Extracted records
· · ·

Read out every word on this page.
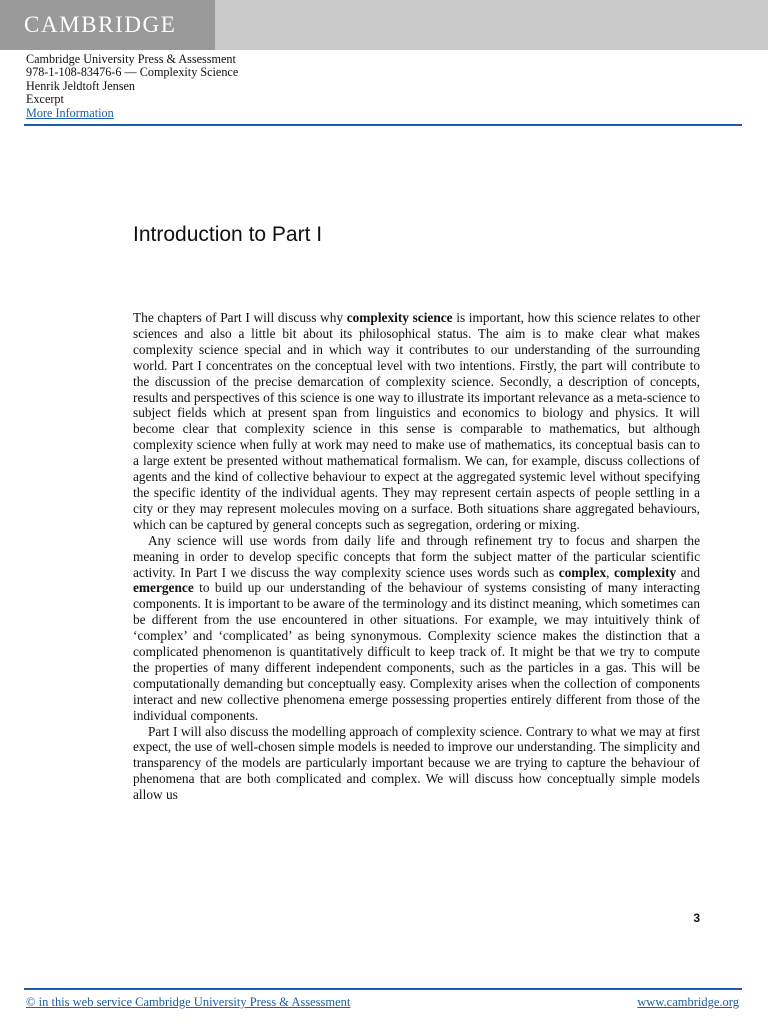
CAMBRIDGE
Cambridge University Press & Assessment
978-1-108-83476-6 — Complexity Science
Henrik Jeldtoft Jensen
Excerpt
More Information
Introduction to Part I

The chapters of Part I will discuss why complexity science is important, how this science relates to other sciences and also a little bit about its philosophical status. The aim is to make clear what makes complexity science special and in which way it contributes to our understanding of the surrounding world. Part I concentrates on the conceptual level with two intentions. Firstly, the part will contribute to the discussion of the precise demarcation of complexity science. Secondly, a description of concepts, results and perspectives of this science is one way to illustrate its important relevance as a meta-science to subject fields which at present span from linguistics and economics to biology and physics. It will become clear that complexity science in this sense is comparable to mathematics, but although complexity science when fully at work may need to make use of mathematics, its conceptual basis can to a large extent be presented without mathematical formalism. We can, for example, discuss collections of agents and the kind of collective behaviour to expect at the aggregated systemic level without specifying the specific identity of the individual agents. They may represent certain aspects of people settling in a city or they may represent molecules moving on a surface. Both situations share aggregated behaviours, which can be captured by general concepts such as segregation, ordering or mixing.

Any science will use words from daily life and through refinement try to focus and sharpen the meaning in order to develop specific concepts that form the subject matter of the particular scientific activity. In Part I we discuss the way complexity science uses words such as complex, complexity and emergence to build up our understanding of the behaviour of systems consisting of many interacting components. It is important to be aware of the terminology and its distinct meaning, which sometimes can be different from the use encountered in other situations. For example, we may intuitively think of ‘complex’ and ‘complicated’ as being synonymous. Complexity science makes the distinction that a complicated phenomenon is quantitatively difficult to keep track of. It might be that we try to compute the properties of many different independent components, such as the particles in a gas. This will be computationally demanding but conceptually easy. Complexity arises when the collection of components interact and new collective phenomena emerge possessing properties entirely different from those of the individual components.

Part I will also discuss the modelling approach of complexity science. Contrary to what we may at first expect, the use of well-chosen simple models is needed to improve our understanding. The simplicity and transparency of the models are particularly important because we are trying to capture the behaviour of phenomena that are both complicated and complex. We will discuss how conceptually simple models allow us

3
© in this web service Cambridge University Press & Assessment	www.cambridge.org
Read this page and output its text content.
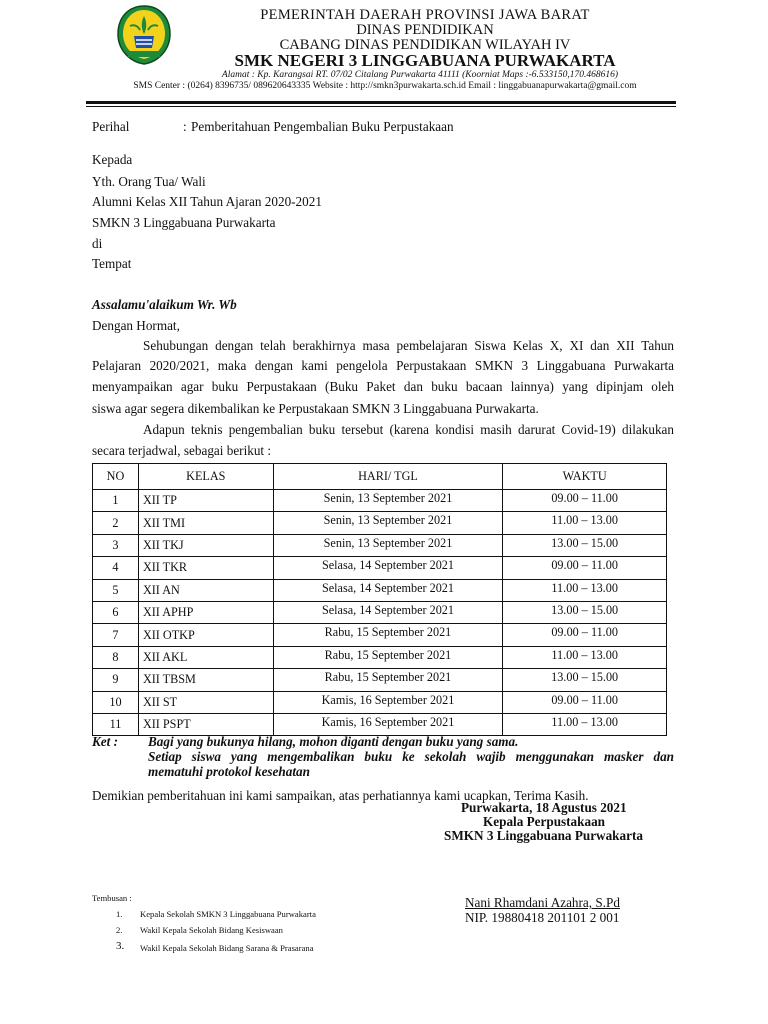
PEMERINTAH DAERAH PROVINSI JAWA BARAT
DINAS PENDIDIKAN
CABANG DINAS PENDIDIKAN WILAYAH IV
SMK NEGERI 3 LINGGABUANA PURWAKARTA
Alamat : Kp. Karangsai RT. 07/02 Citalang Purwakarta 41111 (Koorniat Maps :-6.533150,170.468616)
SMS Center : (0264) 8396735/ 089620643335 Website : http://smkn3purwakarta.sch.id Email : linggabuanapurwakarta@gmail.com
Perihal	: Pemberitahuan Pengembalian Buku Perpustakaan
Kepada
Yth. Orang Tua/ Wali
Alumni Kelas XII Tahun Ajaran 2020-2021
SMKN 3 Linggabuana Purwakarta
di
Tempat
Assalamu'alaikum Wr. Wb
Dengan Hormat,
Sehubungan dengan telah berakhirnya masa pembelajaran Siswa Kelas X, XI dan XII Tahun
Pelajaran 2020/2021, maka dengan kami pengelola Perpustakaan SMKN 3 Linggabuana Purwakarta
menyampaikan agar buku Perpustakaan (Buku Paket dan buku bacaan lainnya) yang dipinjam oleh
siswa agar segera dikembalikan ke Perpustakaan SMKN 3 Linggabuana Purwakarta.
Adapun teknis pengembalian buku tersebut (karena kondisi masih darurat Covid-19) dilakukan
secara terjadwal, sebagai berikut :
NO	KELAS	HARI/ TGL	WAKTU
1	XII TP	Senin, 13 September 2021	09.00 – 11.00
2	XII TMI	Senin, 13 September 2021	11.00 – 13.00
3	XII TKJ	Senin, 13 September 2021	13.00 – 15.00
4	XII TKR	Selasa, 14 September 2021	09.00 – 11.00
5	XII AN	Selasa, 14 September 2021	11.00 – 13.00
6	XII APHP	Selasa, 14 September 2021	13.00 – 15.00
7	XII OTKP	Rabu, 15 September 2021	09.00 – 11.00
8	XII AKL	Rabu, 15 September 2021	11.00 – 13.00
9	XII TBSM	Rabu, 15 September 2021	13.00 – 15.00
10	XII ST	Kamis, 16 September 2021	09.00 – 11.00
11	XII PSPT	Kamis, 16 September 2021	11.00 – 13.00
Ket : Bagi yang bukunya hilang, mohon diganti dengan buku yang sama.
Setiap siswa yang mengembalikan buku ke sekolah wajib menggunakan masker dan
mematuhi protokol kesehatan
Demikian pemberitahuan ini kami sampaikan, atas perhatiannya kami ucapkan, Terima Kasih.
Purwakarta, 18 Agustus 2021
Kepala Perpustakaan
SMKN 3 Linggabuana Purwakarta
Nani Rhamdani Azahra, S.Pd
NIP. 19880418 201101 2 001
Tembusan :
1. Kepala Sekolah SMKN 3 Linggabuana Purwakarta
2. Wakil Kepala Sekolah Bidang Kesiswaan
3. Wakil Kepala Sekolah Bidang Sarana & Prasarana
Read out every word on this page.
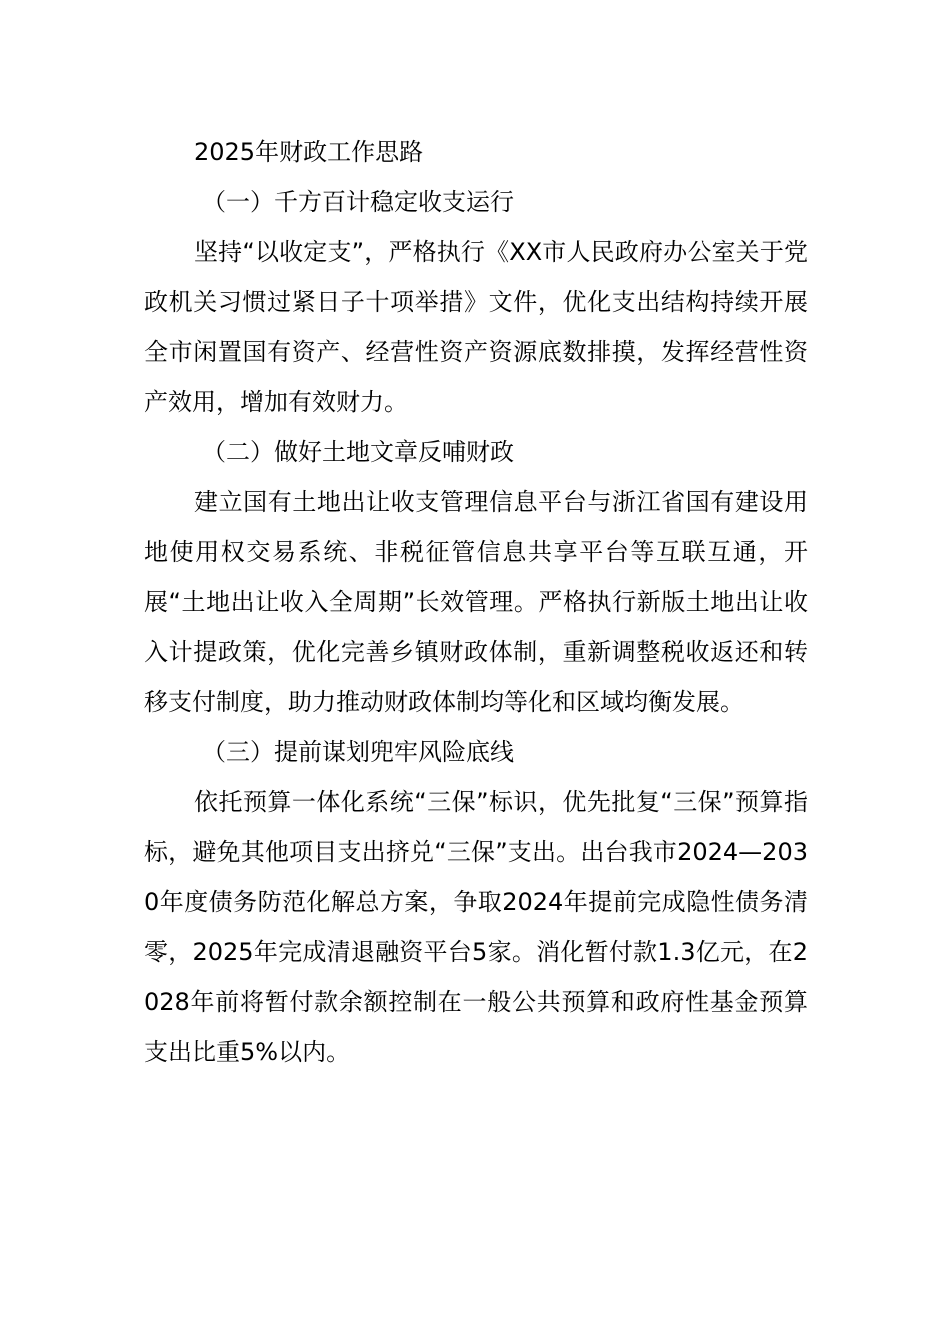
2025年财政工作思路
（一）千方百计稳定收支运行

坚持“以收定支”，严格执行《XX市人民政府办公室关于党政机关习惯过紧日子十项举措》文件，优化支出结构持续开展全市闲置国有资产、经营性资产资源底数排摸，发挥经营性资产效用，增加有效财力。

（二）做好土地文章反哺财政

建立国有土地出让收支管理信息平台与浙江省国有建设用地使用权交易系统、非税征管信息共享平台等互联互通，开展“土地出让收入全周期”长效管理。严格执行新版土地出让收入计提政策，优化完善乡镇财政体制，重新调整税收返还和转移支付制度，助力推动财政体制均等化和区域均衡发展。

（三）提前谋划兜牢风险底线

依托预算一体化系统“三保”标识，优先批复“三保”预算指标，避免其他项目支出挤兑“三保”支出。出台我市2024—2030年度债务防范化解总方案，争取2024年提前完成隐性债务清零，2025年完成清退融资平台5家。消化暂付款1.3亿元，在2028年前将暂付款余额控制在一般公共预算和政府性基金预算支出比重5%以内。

· · ·

:: Stated exercise ::
Reproduce all entries exactly. Pictures do not belong in the copy.

:: Response to the task ::
Read out every word on this page.
CAMBRIDGE
Cambridge University Press & Assessment
978-1-108-83476-6 — Complexity Science
Henrik Jeldtoft Jensen
Excerpt
More Information
Introduction to Part I

The chapters of Part I will discuss why complexity science is important, how this science relates to other sciences and also a little bit about its philosophical status. The aim is to make clear what makes complexity science special and in which way it contributes to our understanding of the surrounding world. Part I concentrates on the conceptual level with two intentions. Firstly, the part will contribute to the discussion of the precise demarcation of complexity science. Secondly, a description of concepts, results and perspectives of this science is one way to illustrate its important relevance as a meta-science to subject fields which at present span from linguistics and economics to biology and physics. It will become clear that complexity science in this sense is comparable to mathematics, but although complexity science when fully at work may need to make use of mathematics, its conceptual basis can to a large extent be presented without mathematical formalism. We can, for example, discuss collections of agents and the kind of collective behaviour to expect at the aggregated systemic level without specifying the specific identity of the individual agents. They may represent certain aspects of people settling in a city or they may represent molecules moving on a surface. Both situations share aggregated behaviours, which can be captured by general concepts such as segregation, ordering or mixing.

Any science will use words from daily life and through refinement try to focus and sharpen the meaning in order to develop specific concepts that form the subject matter of the particular scientific activity. In Part I we discuss the way complexity science uses words such as complex, complexity and emergence to build up our understanding of the behaviour of systems consisting of many interacting components. It is important to be aware of the terminology and its distinct meaning, which sometimes can be different from the use encountered in other situations. For example, we may intuitively think of ‘complex’ and ‘complicated’ as being synonymous. Complexity science makes the distinction that a complicated phenomenon is quantitatively difficult to keep track of. It might be that we try to compute the properties of many different independent components, such as the particles in a gas. This will be computationally demanding but conceptually easy. Complexity arises when the collection of components interact and new collective phenomena emerge possessing properties entirely different from those of the individual components.

Part I will also discuss the modelling approach of complexity science. Contrary to what we may at first expect, the use of well-chosen simple models is needed to improve our understanding. The simplicity and transparency of the models are particularly important because we are trying to capture the behaviour of phenomena that are both complicated and complex. We will discuss how conceptually simple models allow us

3
© in this web service Cambridge University Press & Assessment	www.cambridge.org
Read this page and output its text content.
PEMERINTAH DAERAH PROVINSI JAWA BARAT
DINAS PENDIDIKAN
CABANG DINAS PENDIDIKAN WILAYAH IV
SMK NEGERI 3 LINGGABUANA PURWAKARTA
Alamat : Kp. Karangsai RT. 07/02 Citalang Purwakarta 41111 (Koorniat Maps :-6.533150,170.468616)
SMS Center : (0264) 8396735/ 089620643335 Website : http://smkn3purwakarta.sch.id Email : linggabuanapurwakarta@gmail.com
Perihal	: Pemberitahuan Pengembalian Buku Perpustakaan
Kepada
Yth. Orang Tua/ Wali
Alumni Kelas XII Tahun Ajaran 2020-2021
SMKN 3 Linggabuana Purwakarta
di
Tempat
Assalamu'alaikum Wr. Wb
Dengan Hormat,
Sehubungan dengan telah berakhirnya masa pembelajaran Siswa Kelas X, XI dan XII Tahun
Pelajaran 2020/2021, maka dengan kami pengelola Perpustakaan SMKN 3 Linggabuana Purwakarta
menyampaikan agar buku Perpustakaan (Buku Paket dan buku bacaan lainnya) yang dipinjam oleh
siswa agar segera dikembalikan ke Perpustakaan SMKN 3 Linggabuana Purwakarta.
Adapun teknis pengembalian buku tersebut (karena kondisi masih darurat Covid-19) dilakukan
secara terjadwal, sebagai berikut :
NO	KELAS	HARI/ TGL	WAKTU
1	XII TP	Senin, 13 September 2021	09.00 – 11.00
2	XII TMI	Senin, 13 September 2021	11.00 – 13.00
3	XII TKJ	Senin, 13 September 2021	13.00 – 15.00
4	XII TKR	Selasa, 14 September 2021	09.00 – 11.00
5	XII AN	Selasa, 14 September 2021	11.00 – 13.00
6	XII APHP	Selasa, 14 September 2021	13.00 – 15.00
7	XII OTKP	Rabu, 15 September 2021	09.00 – 11.00
8	XII AKL	Rabu, 15 September 2021	11.00 – 13.00
9	XII TBSM	Rabu, 15 September 2021	13.00 – 15.00
10	XII ST	Kamis, 16 September 2021	09.00 – 11.00
11	XII PSPT	Kamis, 16 September 2021	11.00 – 13.00
Ket : Bagi yang bukunya hilang, mohon diganti dengan buku yang sama.
Setiap siswa yang mengembalikan buku ke sekolah wajib menggunakan masker dan
mematuhi protokol kesehatan
Demikian pemberitahuan ini kami sampaikan, atas perhatiannya kami ucapkan, Terima Kasih.
Purwakarta, 18 Agustus 2021
Kepala Perpustakaan
SMKN 3 Linggabuana Purwakarta
Nani Rhamdani Azahra, S.Pd
NIP. 19880418 201101 2 001
Tembusan :
1. Kepala Sekolah SMKN 3 Linggabuana Purwakarta
2. Wakil Kepala Sekolah Bidang Kesiswaan
3. Wakil Kepala Sekolah Bidang Sarana & Prasarana
Read out every word on this page.
2025年财政工作思路
（一）千方百计稳定收支运行

坚持“以收定支”，严格执行《XX市人民政府办公室关于党政机关习惯过紧日子十项举措》文件，优化支出结构持续开展全市闲置国有资产、经营性资产资源底数排摸，发挥经营性资产效用，增加有效财力。

（二）做好土地文章反哺财政

建立国有土地出让收支管理信息平台与浙江省国有建设用地使用权交易系统、非税征管信息共享平台等互联互通，开展“土地出让收入全周期”长效管理。严格执行新版土地出让收入计提政策，优化完善乡镇财政体制，重新调整税收返还和转移支付制度，助力推动财政体制均等化和区域均衡发展。

（三）提前谋划兜牢风险底线

依托预算一体化系统“三保”标识，优先批复“三保”预算指标，避免其他项目支出挤兑“三保”支出。出台我市2024—2030年度债务防范化解总方案，争取2024年提前完成隐性债务清零，2025年完成清退融资平台5家。消化暂付款1.3亿元，在2028年前将暂付款余额控制在一般公共预算和政府性基金预算支出比重5%以内。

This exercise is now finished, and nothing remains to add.